╭─ INPUT RECORDS

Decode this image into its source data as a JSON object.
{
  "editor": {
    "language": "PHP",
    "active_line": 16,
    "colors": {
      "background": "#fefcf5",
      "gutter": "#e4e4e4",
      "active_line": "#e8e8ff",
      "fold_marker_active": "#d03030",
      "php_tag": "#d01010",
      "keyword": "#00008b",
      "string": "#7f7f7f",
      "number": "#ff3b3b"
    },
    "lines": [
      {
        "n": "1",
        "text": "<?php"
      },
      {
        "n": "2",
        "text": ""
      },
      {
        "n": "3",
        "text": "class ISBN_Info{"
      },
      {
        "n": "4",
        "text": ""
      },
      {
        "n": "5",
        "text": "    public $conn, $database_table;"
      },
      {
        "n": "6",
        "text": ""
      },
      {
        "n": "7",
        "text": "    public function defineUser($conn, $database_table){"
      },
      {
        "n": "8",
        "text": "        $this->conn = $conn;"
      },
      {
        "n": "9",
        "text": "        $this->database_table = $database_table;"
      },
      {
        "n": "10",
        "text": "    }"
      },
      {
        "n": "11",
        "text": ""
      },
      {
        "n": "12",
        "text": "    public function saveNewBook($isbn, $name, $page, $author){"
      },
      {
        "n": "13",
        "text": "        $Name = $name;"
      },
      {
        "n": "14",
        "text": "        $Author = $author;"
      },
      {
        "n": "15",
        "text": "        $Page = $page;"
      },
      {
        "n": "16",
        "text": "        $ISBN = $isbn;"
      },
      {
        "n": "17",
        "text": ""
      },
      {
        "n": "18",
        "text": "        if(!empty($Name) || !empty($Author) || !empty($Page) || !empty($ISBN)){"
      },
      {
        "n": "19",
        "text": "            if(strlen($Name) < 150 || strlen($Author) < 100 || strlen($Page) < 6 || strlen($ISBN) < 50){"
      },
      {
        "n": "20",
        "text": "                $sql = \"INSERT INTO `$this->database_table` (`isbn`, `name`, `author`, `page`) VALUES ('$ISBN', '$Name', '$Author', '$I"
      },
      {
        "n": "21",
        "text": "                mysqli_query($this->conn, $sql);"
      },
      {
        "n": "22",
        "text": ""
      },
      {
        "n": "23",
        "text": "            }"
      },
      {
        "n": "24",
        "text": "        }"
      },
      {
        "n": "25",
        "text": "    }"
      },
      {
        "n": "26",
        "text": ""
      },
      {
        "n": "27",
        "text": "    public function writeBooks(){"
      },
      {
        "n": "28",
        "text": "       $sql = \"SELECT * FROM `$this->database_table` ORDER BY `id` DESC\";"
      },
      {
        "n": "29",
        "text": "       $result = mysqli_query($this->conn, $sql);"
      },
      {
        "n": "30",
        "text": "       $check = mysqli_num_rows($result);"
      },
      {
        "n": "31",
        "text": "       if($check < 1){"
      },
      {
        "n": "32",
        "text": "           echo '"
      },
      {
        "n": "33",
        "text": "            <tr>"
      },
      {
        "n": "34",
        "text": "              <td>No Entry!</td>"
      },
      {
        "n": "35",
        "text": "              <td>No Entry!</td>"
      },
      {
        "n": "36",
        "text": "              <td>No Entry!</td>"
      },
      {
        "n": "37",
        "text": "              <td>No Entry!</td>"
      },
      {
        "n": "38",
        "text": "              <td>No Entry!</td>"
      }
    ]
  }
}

╰─

▸ BRIEF:
Extract all of the data above and output it character for character.

▸ COMPLETED TASK:
Decode this image into its source data as a JSON object.
{
  "editor": {
    "language": "PHP",
    "active_line": 16,
    "colors": {
      "background": "#fefcf5",
      "gutter": "#e4e4e4",
      "active_line": "#e8e8ff",
      "fold_marker_active": "#d03030",
      "php_tag": "#d01010",
      "keyword": "#00008b",
      "string": "#7f7f7f",
      "number": "#ff3b3b"
    },
    "lines": [
      {
        "n": "1",
        "text": "<?php"
      },
      {
        "n": "2",
        "text": ""
      },
      {
        "n": "3",
        "text": "class ISBN_Info{"
      },
      {
        "n": "4",
        "text": ""
      },
      {
        "n": "5",
        "text": "    public $conn, $database_table;"
      },
      {
        "n": "6",
        "text": ""
      },
      {
        "n": "7",
        "text": "    public function defineUser($conn, $database_table){"
      },
      {
        "n": "8",
        "text": "        $this->conn = $conn;"
      },
      {
        "n": "9",
        "text": "        $this->database_table = $database_table;"
      },
      {
        "n": "10",
        "text": "    }"
      },
      {
        "n": "11",
        "text": ""
      },
      {
        "n": "12",
        "text": "    public function saveNewBook($isbn, $name, $page, $author){"
      },
      {
        "n": "13",
        "text": "        $Name = $name;"
      },
      {
        "n": "14",
        "text": "        $Author = $author;"
      },
      {
        "n": "15",
        "text": "        $Page = $page;"
      },
      {
        "n": "16",
        "text": "        $ISBN = $isbn;"
      },
      {
        "n": "17",
        "text": ""
      },
      {
        "n": "18",
        "text": "        if(!empty($Name) || !empty($Author) || !empty($Page) || !empty($ISBN)){"
      },
      {
        "n": "19",
        "text": "            if(strlen($Name) < 150 || strlen($Author) < 100 || strlen($Page) < 6 || strlen($ISBN) < 50){"
      },
      {
        "n": "20",
        "text": "                $sql = \"INSERT INTO `$this->database_table` (`isbn`, `name`, `author`, `page`) VALUES ('$ISBN', '$Name', '$Author', '$I"
      },
      {
        "n": "21",
        "text": "                mysqli_query($this->conn, $sql);"
      },
      {
        "n": "22",
        "text": ""
      },
      {
        "n": "23",
        "text": "            }"
      },
      {
        "n": "24",
        "text": "        }"
      },
      {
        "n": "25",
        "text": "    }"
      },
      {
        "n": "26",
        "text": ""
      },
      {
        "n": "27",
        "text": "    public function writeBooks(){"
      },
      {
        "n": "28",
        "text": "       $sql = \"SELECT * FROM `$this->database_table` ORDER BY `id` DESC\";"
      },
      {
        "n": "29",
        "text": "       $result = mysqli_query($this->conn, $sql);"
      },
      {
        "n": "30",
        "text": "       $check = mysqli_num_rows($result);"
      },
      {
        "n": "31",
        "text": "       if($check < 1){"
      },
      {
        "n": "32",
        "text": "           echo '"
      },
      {
        "n": "33",
        "text": "            <tr>"
      },
      {
        "n": "34",
        "text": "              <td>No Entry!</td>"
      },
      {
        "n": "35",
        "text": "              <td>No Entry!</td>"
      },
      {
        "n": "36",
        "text": "              <td>No Entry!</td>"
      },
      {
        "n": "37",
        "text": "              <td>No Entry!</td>"
      },
      {
        "n": "38",
        "text": "              <td>No Entry!</td>"
      }
    ]
  }
}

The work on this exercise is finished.